[START OF Entries supplied]

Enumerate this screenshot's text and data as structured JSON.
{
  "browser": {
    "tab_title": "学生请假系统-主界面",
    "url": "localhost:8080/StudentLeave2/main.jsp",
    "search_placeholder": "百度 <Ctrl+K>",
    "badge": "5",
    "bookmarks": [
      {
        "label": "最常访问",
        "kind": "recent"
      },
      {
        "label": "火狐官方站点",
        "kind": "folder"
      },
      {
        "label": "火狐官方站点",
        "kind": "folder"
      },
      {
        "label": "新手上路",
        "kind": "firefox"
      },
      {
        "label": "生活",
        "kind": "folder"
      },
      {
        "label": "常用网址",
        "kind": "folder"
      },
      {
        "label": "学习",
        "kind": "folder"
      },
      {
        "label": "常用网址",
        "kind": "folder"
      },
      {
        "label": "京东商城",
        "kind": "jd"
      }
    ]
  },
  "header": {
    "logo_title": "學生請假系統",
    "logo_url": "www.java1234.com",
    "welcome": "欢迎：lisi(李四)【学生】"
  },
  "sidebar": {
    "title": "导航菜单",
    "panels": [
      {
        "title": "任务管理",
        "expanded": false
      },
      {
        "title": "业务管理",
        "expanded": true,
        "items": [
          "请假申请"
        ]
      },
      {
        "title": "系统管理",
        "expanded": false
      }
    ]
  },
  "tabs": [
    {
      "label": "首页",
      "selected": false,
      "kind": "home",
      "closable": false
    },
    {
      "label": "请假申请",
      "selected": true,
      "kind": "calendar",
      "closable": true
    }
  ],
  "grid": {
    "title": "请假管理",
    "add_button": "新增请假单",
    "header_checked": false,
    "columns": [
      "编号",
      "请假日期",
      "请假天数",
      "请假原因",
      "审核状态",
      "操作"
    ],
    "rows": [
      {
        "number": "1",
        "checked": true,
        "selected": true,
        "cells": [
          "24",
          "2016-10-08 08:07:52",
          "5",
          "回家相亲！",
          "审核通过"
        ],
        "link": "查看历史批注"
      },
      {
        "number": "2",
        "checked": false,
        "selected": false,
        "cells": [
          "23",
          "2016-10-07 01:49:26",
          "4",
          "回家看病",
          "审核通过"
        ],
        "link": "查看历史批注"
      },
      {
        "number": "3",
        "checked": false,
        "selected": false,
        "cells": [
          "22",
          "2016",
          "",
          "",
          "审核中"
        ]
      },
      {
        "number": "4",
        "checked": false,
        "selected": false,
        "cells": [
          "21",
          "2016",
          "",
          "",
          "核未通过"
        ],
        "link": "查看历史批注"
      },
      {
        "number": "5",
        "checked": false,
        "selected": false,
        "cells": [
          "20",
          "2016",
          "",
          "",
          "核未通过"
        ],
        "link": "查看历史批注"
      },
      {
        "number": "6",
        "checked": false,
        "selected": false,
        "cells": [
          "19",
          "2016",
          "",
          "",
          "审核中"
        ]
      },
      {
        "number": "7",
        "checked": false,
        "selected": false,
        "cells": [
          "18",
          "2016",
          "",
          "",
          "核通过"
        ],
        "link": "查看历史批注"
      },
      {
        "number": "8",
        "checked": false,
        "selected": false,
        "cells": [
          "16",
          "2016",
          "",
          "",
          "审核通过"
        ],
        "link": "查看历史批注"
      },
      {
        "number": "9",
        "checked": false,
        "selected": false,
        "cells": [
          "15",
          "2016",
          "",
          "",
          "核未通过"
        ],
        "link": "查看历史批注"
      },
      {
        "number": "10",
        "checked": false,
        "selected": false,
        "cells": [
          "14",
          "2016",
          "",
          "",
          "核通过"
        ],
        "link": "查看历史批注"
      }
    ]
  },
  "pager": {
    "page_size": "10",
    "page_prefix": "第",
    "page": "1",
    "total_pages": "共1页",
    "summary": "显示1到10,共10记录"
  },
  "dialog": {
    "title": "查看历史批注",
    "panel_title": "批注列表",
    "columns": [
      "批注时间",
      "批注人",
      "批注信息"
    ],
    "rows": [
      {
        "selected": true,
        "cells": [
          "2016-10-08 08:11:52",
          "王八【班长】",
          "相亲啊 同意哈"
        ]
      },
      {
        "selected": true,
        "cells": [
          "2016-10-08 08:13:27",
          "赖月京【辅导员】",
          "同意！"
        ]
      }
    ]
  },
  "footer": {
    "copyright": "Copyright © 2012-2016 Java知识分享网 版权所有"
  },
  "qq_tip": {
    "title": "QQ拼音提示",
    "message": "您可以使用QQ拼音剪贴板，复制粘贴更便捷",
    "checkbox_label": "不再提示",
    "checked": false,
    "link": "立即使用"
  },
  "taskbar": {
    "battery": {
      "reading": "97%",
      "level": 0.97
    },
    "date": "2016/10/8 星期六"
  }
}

[END OF Entries supplied]
[START OF Entries supplied]

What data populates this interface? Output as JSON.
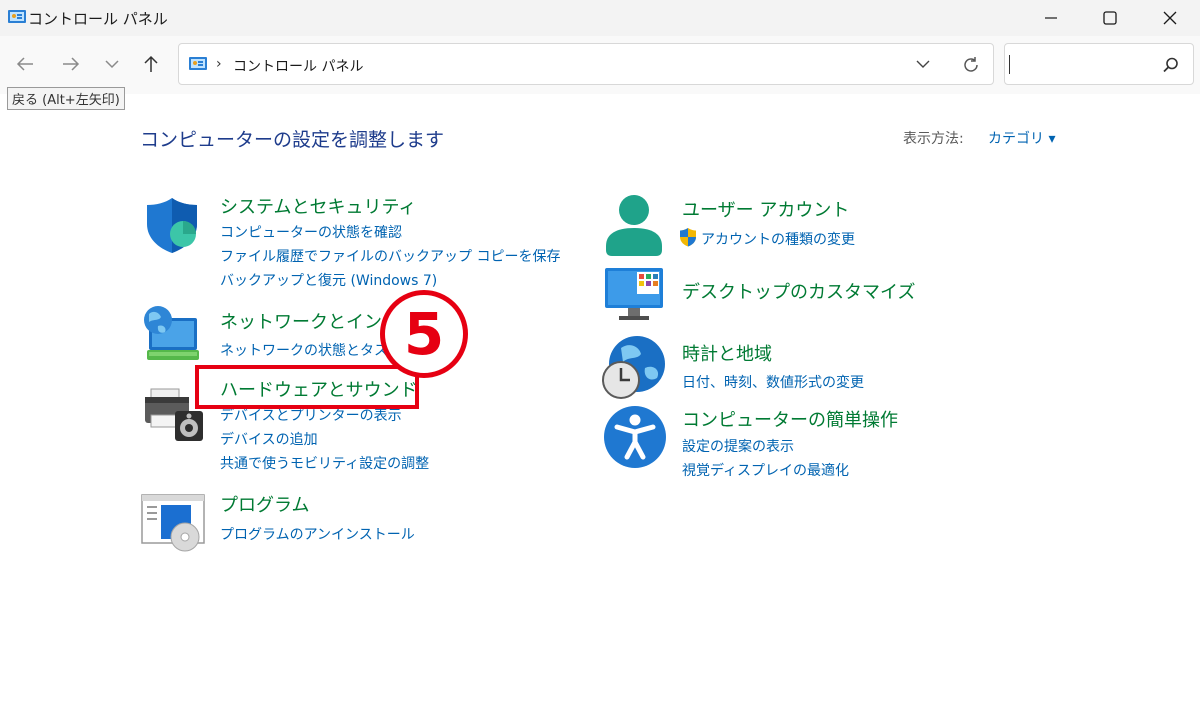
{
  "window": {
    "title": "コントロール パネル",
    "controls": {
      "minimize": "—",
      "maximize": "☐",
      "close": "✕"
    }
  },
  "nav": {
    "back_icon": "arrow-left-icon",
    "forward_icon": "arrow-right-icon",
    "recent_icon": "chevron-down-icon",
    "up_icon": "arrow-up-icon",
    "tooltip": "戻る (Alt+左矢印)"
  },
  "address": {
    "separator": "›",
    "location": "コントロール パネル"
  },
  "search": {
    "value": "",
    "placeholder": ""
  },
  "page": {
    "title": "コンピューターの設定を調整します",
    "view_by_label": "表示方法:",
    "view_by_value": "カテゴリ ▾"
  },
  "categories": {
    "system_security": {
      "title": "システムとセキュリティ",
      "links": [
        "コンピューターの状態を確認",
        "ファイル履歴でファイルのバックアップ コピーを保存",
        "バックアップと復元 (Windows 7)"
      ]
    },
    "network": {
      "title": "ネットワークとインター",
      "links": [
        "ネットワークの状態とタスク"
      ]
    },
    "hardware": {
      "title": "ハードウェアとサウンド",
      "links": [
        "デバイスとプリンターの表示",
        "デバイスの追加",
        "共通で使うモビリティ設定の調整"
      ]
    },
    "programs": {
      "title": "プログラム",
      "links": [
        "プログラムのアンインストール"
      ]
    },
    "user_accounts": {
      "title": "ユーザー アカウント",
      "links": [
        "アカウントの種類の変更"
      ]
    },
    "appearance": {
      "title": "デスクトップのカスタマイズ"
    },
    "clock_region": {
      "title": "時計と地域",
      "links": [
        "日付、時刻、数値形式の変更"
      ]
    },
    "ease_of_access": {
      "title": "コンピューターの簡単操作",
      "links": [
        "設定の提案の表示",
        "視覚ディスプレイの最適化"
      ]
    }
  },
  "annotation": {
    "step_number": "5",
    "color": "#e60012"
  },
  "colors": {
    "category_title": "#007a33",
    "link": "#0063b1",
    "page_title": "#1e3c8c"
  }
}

[END OF Entries supplied]

What you should do: Of all the lines in the entries, how many contain the word "data"? Give only the number.

Output: 2